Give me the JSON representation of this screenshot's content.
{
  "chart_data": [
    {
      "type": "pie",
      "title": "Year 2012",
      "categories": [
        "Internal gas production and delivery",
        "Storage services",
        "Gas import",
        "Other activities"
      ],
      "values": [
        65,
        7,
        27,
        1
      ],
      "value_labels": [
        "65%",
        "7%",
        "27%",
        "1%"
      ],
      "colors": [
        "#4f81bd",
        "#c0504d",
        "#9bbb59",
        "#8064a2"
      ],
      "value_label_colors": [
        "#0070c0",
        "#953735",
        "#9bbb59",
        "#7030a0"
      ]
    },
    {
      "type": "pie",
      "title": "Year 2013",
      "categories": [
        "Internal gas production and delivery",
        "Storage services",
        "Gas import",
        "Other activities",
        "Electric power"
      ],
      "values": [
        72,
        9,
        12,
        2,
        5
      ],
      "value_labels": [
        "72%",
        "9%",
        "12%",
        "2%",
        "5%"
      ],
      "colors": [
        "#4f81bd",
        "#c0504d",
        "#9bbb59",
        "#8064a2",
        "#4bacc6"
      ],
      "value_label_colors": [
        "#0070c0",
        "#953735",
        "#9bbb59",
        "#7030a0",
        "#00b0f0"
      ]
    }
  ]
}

=======

Aim:
Extract the complete listing above, reproducing each line exactly.

Finished task:
Give me the JSON representation of this screenshot's content.
{
  "chart_data": [
    {
      "type": "pie",
      "title": "Year 2012",
      "categories": [
        "Internal gas production and delivery",
        "Storage services",
        "Gas import",
        "Other activities"
      ],
      "values": [
        65,
        7,
        27,
        1
      ],
      "value_labels": [
        "65%",
        "7%",
        "27%",
        "1%"
      ],
      "colors": [
        "#4f81bd",
        "#c0504d",
        "#9bbb59",
        "#8064a2"
      ],
      "value_label_colors": [
        "#0070c0",
        "#953735",
        "#9bbb59",
        "#7030a0"
      ]
    },
    {
      "type": "pie",
      "title": "Year 2013",
      "categories": [
        "Internal gas production and delivery",
        "Storage services",
        "Gas import",
        "Other activities",
        "Electric power"
      ],
      "values": [
        72,
        9,
        12,
        2,
        5
      ],
      "value_labels": [
        "72%",
        "9%",
        "12%",
        "2%",
        "5%"
      ],
      "colors": [
        "#4f81bd",
        "#c0504d",
        "#9bbb59",
        "#8064a2",
        "#4bacc6"
      ],
      "value_label_colors": [
        "#0070c0",
        "#953735",
        "#9bbb59",
        "#7030a0",
        "#00b0f0"
      ]
    }
  ]
}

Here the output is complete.